• _DATASET RECORDS_:
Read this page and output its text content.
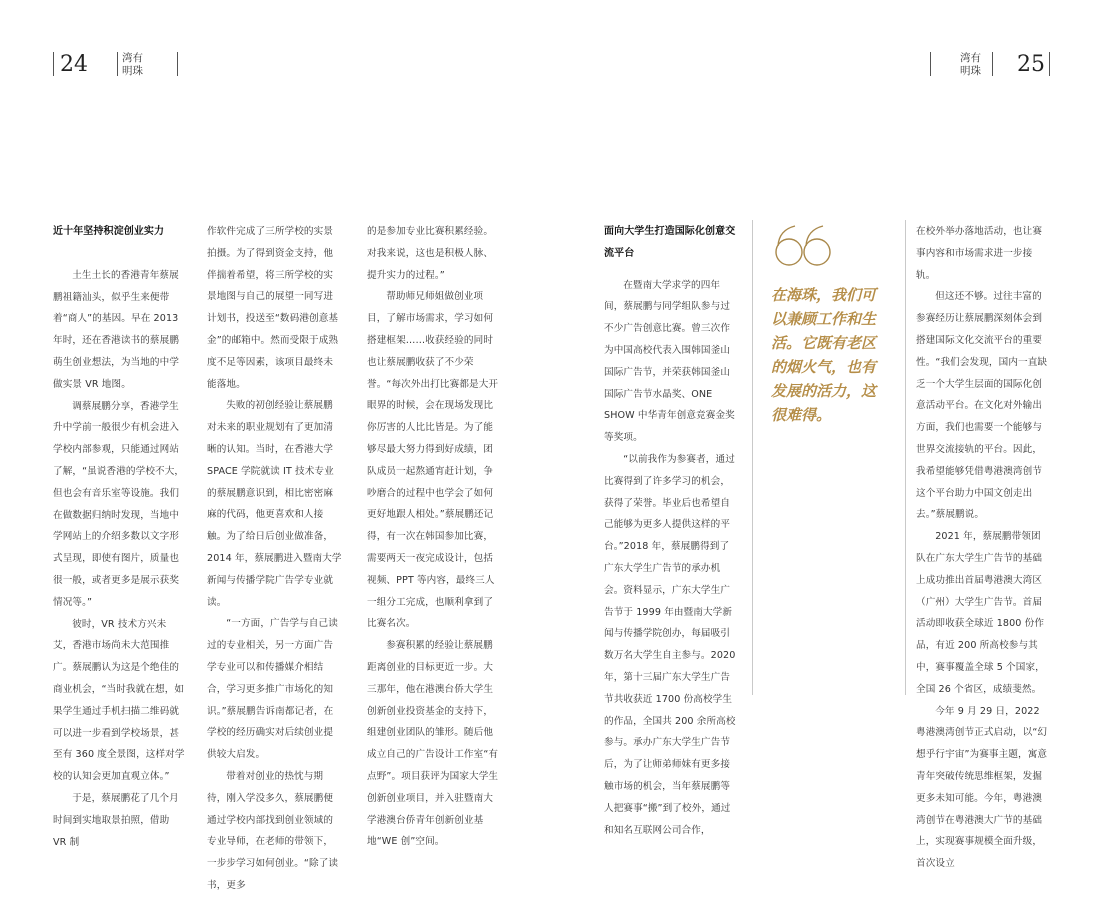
24	湾有
明珠
湾有
明珠 25

近十年坚持积淀创业实力

土生土长的香港青年蔡展鹏祖籍汕头，似乎生来便带着“商人”的基因。早在 2013 年时，还在香港读书的蔡展鹏萌生创业想法，为当地的中学做实景 VR 地图。

调蔡展鹏分享，香港学生升中学前一般很少有机会进入学校内部参观，只能通过网站了解，“虽说香港的学校不大，但也会有音乐室等设施。我们在做数据归纳时发现，当地中学网站上的介绍多数以文字形式呈现，即使有图片，质量也很一般，或者更多是展示获奖情况等。”

彼时，VR 技术方兴未艾，香港市场尚未大范围推广。蔡展鹏认为这是个绝佳的商业机会，“当时我就在想，如果学生通过手机扫描二维码就可以进一步看到学校场景，甚至有 360 度全景图，这样对学校的认知会更加直观立体。”

于是，蔡展鹏花了几个月时间到实地取景拍照，借助 VR 制

作软件完成了三所学校的实景拍摄。为了得到资金支持，他伴揣着希望，将三所学校的实景地图与自己的展望一同写进计划书，投送至“数码港创意基金”的邮箱中。然而受限于成熟度不足等因素，该项目最终未能落地。

失败的初创经验让蔡展鹏对未来的职业规划有了更加清晰的认知。当时，在香港大学 SPACE 学院就读 IT 技术专业的蔡展鹏意识到，相比密密麻麻的代码，他更喜欢和人接触。为了给日后创业做准备，2014 年，蔡展鹏进入暨南大学新闻与传播学院广告学专业就读。

“一方面，广告学与自己读过的专业相关，另一方面广告学专业可以和传播媒介相结合，学习更多推广市场化的知识。”蔡展鹏告诉南都记者，在学校的经历确实对后续创业提供较大启发。

带着对创业的热忱与期待，刚入学没多久，蔡展鹏便通过学校内部找到创业领域的专业导师，在老师的带领下，一步步学习如何创业。“除了读书，更多

的是参加专业比赛积累经验。对我来说，这也是积极人脉、提升实力的过程。”

帮助师兄师姐做创业项目，了解市场需求，学习如何搭建框架……收获经验的同时也让蔡展鹏收获了不少荣誉。“每次外出打比赛都是大开眼界的时候，会在现场发现比你厉害的人比比皆是。为了能够尽最大努力得到好成绩，团队成员一起熬通宵赶计划，争吵磨合的过程中也学会了如何更好地跟人相处。”蔡展鹏还记得，有一次在韩国参加比赛，需要两天一夜完成设计，包括视频、PPT 等内容，最终三人一组分工完成，也顺利拿到了比赛名次。

参赛积累的经验让蔡展鹏距离创业的目标更近一步。大三那年，他在港澳台侨大学生创新创业投资基金的支持下，组建创业团队的雏形。随后他成立自己的广告设计工作室“有点野”。项目获评为国家大学生创新创业项目，并入驻暨南大学港澳台侨青年创新创业基地“WE 创”空间。

面向大学生打造国际化创意交流平台

在暨南大学求学的四年间，蔡展鹏与同学组队参与过不少广告创意比赛。曾三次作为中国高校代表入围韩国釜山国际广告节，并荣获韩国釜山国际广告节水晶奖、ONE SHOW 中华青年创意竞赛金奖等奖项。

“以前我作为参赛者，通过比赛得到了许多学习的机会，获得了荣誉。毕业后也希望自己能够为更多人提供这样的平台。”2018 年，蔡展鹏得到了广东大学生广告节的承办机会。资料显示，广东大学生广告节于 1999 年由暨南大学新闻与传播学院创办，每届吸引数万名大学生自主参与。2020 年，第十三届广东大学生广告节共收获近 1700 份高校学生的作品，全国共 200 余所高校参与。承办广东大学生广告节后，为了让师弟师妹有更多接触市场的机会，当年蔡展鹏等人把赛事“搬”到了校外，通过和知名互联网公司合作，

在海珠，我们可以兼顾工作和生活。它既有老区的烟火气，也有发展的活力，这很难得。

在校外举办落地活动，也让赛事内容和市场需求进一步接轨。

但这还不够。过往丰富的参赛经历让蔡展鹏深刻体会到搭建国际文化交流平台的重要性。“我们会发现，国内一直缺乏一个大学生层面的国际化创意活动平台。在文化对外输出方面，我们也需要一个能够与世界交流接轨的平台。因此，我希望能够凭借粤港澳湾创节这个平台助力中国文创走出去。”蔡展鹏说。

2021 年，蔡展鹏带领团队在广东大学生广告节的基础上成功推出首届粤港澳大湾区（广州）大学生广告节。首届活动即收获全球近 1800 份作品，有近 200 所高校参与其中，赛事覆盖全球 5 个国家，全国 26 个省区，成绩斐然。

今年 9 月 29 日，2022 粤港澳湾创节正式启动，以“幻想乎行宇宙”为赛事主题，寓意青年突破传统思维框架，发掘更多未知可能。今年，粤港澳湾创节在粤港澳大广节的基础上，实现赛事规模全面升级，首次设立
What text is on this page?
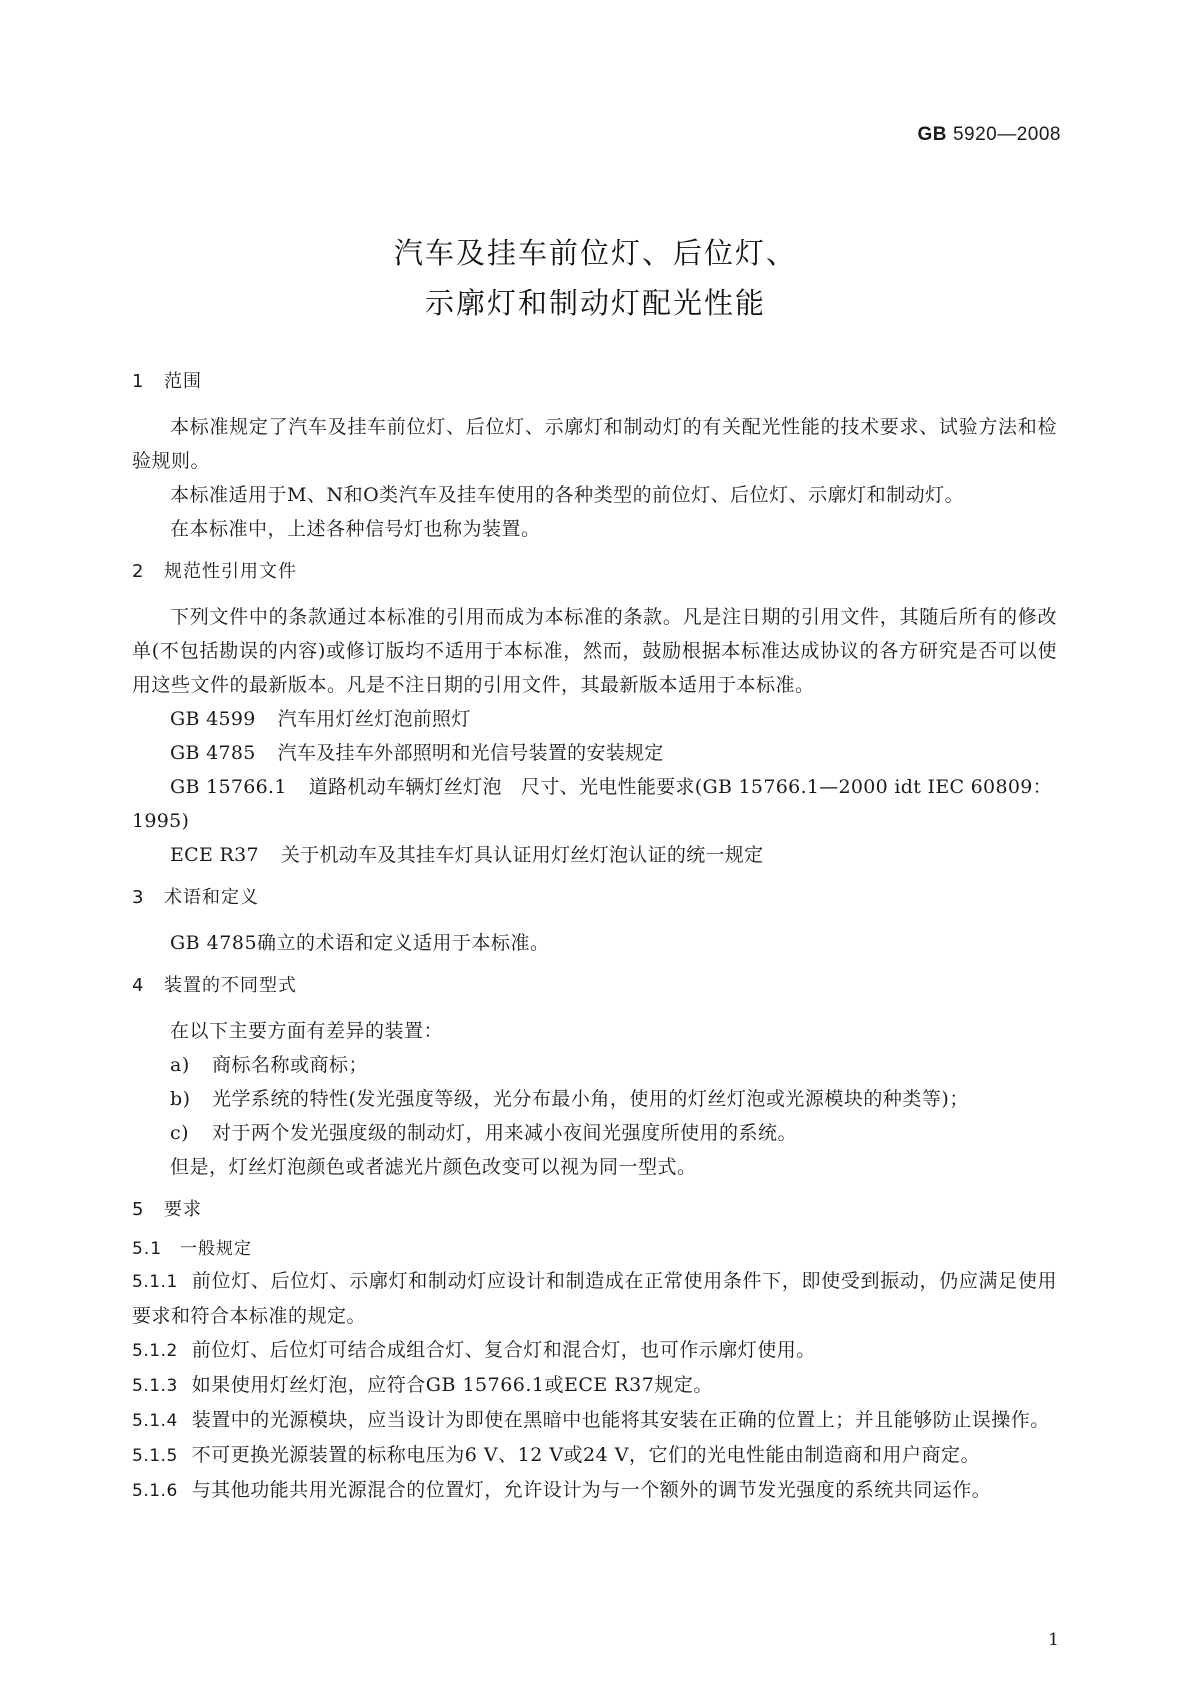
GB 5920—2008
汽车及挂车前位灯、后位灯、
示廓灯和制动灯配光性能
1 范围
本标准规定了汽车及挂车前位灯、后位灯、示廓灯和制动灯的有关配光性能的技术要求、试验方法和检验规则。
本标准适用于M、N和O类汽车及挂车使用的各种类型的前位灯、后位灯、示廓灯和制动灯。
在本标准中，上述各种信号灯也称为装置。
2 规范性引用文件
下列文件中的条款通过本标准的引用而成为本标准的条款。凡是注日期的引用文件，其随后所有的修改单(不包括勘误的内容)或修订版均不适用于本标准，然而，鼓励根据本标准达成协议的各方研究是否可以使用这些文件的最新版本。凡是不注日期的引用文件，其最新版本适用于本标准。
GB 4599 汽车用灯丝灯泡前照灯
GB 4785 汽车及挂车外部照明和光信号装置的安装规定
GB 15766.1 道路机动车辆灯丝灯泡　尺寸、光电性能要求(GB 15766.1—2000 idt IEC 60809：1995)
ECE R37 关于机动车及其挂车灯具认证用灯丝灯泡认证的统一规定
3 术语和定义
GB 4785确立的术语和定义适用于本标准。
4 装置的不同型式
在以下主要方面有差异的装置：
a) 商标名称或商标；
b) 光学系统的特性(发光强度等级，光分布最小角，使用的灯丝灯泡或光源模块的种类等)；
c) 对于两个发光强度级的制动灯，用来减小夜间光强度所使用的系统。
但是，灯丝灯泡颜色或者滤光片颜色改变可以视为同一型式。
5 要求
5.1 一般规定
5.1.1 前位灯、后位灯、示廓灯和制动灯应设计和制造成在正常使用条件下，即使受到振动，仍应满足使用要求和符合本标准的规定。
5.1.2 前位灯、后位灯可结合成组合灯、复合灯和混合灯，也可作示廓灯使用。
5.1.3 如果使用灯丝灯泡，应符合GB 15766.1或ECE R37规定。
5.1.4 装置中的光源模块，应当设计为即使在黑暗中也能将其安装在正确的位置上；并且能够防止误操作。
5.1.5 不可更换光源装置的标称电压为6 V、12 V或24 V，它们的光电性能由制造商和用户商定。
5.1.6 与其他功能共用光源混合的位置灯，允许设计为与一个额外的调节发光强度的系统共同运作。
1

• _BRIEF_:
Write out the full listing verbatim, excluding its pictures.

• _THE REPLY_:
Read this page and output its text content.
24	湾有
明珠
湾有
明珠 25

近十年坚持积淀创业实力

土生土长的香港青年蔡展鹏祖籍汕头，似乎生来便带着“商人”的基因。早在 2013 年时，还在香港读书的蔡展鹏萌生创业想法，为当地的中学做实景 VR 地图。

调蔡展鹏分享，香港学生升中学前一般很少有机会进入学校内部参观，只能通过网站了解，“虽说香港的学校不大，但也会有音乐室等设施。我们在做数据归纳时发现，当地中学网站上的介绍多数以文字形式呈现，即使有图片，质量也很一般，或者更多是展示获奖情况等。”

彼时，VR 技术方兴未艾，香港市场尚未大范围推广。蔡展鹏认为这是个绝佳的商业机会，“当时我就在想，如果学生通过手机扫描二维码就可以进一步看到学校场景，甚至有 360 度全景图，这样对学校的认知会更加直观立体。”

于是，蔡展鹏花了几个月时间到实地取景拍照，借助 VR 制

作软件完成了三所学校的实景拍摄。为了得到资金支持，他伴揣着希望，将三所学校的实景地图与自己的展望一同写进计划书，投送至“数码港创意基金”的邮箱中。然而受限于成熟度不足等因素，该项目最终未能落地。

失败的初创经验让蔡展鹏对未来的职业规划有了更加清晰的认知。当时，在香港大学 SPACE 学院就读 IT 技术专业的蔡展鹏意识到，相比密密麻麻的代码，他更喜欢和人接触。为了给日后创业做准备，2014 年，蔡展鹏进入暨南大学新闻与传播学院广告学专业就读。

“一方面，广告学与自己读过的专业相关，另一方面广告学专业可以和传播媒介相结合，学习更多推广市场化的知识。”蔡展鹏告诉南都记者，在学校的经历确实对后续创业提供较大启发。

带着对创业的热忱与期待，刚入学没多久，蔡展鹏便通过学校内部找到创业领域的专业导师，在老师的带领下，一步步学习如何创业。“除了读书，更多

的是参加专业比赛积累经验。对我来说，这也是积极人脉、提升实力的过程。”

帮助师兄师姐做创业项目，了解市场需求，学习如何搭建框架……收获经验的同时也让蔡展鹏收获了不少荣誉。“每次外出打比赛都是大开眼界的时候，会在现场发现比你厉害的人比比皆是。为了能够尽最大努力得到好成绩，团队成员一起熬通宵赶计划，争吵磨合的过程中也学会了如何更好地跟人相处。”蔡展鹏还记得，有一次在韩国参加比赛，需要两天一夜完成设计，包括视频、PPT 等内容，最终三人一组分工完成，也顺利拿到了比赛名次。

参赛积累的经验让蔡展鹏距离创业的目标更近一步。大三那年，他在港澳台侨大学生创新创业投资基金的支持下，组建创业团队的雏形。随后他成立自己的广告设计工作室“有点野”。项目获评为国家大学生创新创业项目，并入驻暨南大学港澳台侨青年创新创业基地“WE 创”空间。

面向大学生打造国际化创意交流平台

在暨南大学求学的四年间，蔡展鹏与同学组队参与过不少广告创意比赛。曾三次作为中国高校代表入围韩国釜山国际广告节，并荣获韩国釜山国际广告节水晶奖、ONE SHOW 中华青年创意竞赛金奖等奖项。

“以前我作为参赛者，通过比赛得到了许多学习的机会，获得了荣誉。毕业后也希望自己能够为更多人提供这样的平台。”2018 年，蔡展鹏得到了广东大学生广告节的承办机会。资料显示，广东大学生广告节于 1999 年由暨南大学新闻与传播学院创办，每届吸引数万名大学生自主参与。2020 年，第十三届广东大学生广告节共收获近 1700 份高校学生的作品，全国共 200 余所高校参与。承办广东大学生广告节后，为了让师弟师妹有更多接触市场的机会，当年蔡展鹏等人把赛事“搬”到了校外，通过和知名互联网公司合作，

在海珠，我们可以兼顾工作和生活。它既有老区的烟火气，也有发展的活力，这很难得。

在校外举办落地活动，也让赛事内容和市场需求进一步接轨。

但这还不够。过往丰富的参赛经历让蔡展鹏深刻体会到搭建国际文化交流平台的重要性。“我们会发现，国内一直缺乏一个大学生层面的国际化创意活动平台。在文化对外输出方面，我们也需要一个能够与世界交流接轨的平台。因此，我希望能够凭借粤港澳湾创节这个平台助力中国文创走出去。”蔡展鹏说。

2021 年，蔡展鹏带领团队在广东大学生广告节的基础上成功推出首届粤港澳大湾区（广州）大学生广告节。首届活动即收获全球近 1800 份作品，有近 200 所高校参与其中，赛事覆盖全球 5 个国家，全国 26 个省区，成绩斐然。

今年 9 月 29 日，2022 粤港澳湾创节正式启动，以“幻想乎行宇宙”为赛事主题，寓意青年突破传统思维框架，发掘更多未知可能。今年，粤港澳湾创节在粤港澳大广节的基础上，实现赛事规模全面升级，首次设立
What text is on this page?
GB 5920—2008
汽车及挂车前位灯、后位灯、
示廓灯和制动灯配光性能
1 范围
本标准规定了汽车及挂车前位灯、后位灯、示廓灯和制动灯的有关配光性能的技术要求、试验方法和检验规则。
本标准适用于M、N和O类汽车及挂车使用的各种类型的前位灯、后位灯、示廓灯和制动灯。
在本标准中，上述各种信号灯也称为装置。
2 规范性引用文件
下列文件中的条款通过本标准的引用而成为本标准的条款。凡是注日期的引用文件，其随后所有的修改单(不包括勘误的内容)或修订版均不适用于本标准，然而，鼓励根据本标准达成协议的各方研究是否可以使用这些文件的最新版本。凡是不注日期的引用文件，其最新版本适用于本标准。
GB 4599 汽车用灯丝灯泡前照灯
GB 4785 汽车及挂车外部照明和光信号装置的安装规定
GB 15766.1 道路机动车辆灯丝灯泡　尺寸、光电性能要求(GB 15766.1—2000 idt IEC 60809：1995)
ECE R37 关于机动车及其挂车灯具认证用灯丝灯泡认证的统一规定
3 术语和定义
GB 4785确立的术语和定义适用于本标准。
4 装置的不同型式
在以下主要方面有差异的装置：
a) 商标名称或商标；
b) 光学系统的特性(发光强度等级，光分布最小角，使用的灯丝灯泡或光源模块的种类等)；
c) 对于两个发光强度级的制动灯，用来减小夜间光强度所使用的系统。
但是，灯丝灯泡颜色或者滤光片颜色改变可以视为同一型式。
5 要求
5.1 一般规定
5.1.1 前位灯、后位灯、示廓灯和制动灯应设计和制造成在正常使用条件下，即使受到振动，仍应满足使用要求和符合本标准的规定。
5.1.2 前位灯、后位灯可结合成组合灯、复合灯和混合灯，也可作示廓灯使用。
5.1.3 如果使用灯丝灯泡，应符合GB 15766.1或ECE R37规定。
5.1.4 装置中的光源模块，应当设计为即使在黑暗中也能将其安装在正确的位置上；并且能够防止误操作。
5.1.5 不可更换光源装置的标称电压为6 V、12 V或24 V，它们的光电性能由制造商和用户商定。
5.1.6 与其他功能共用光源混合的位置灯，允许设计为与一个额外的调节发光强度的系统共同运作。
1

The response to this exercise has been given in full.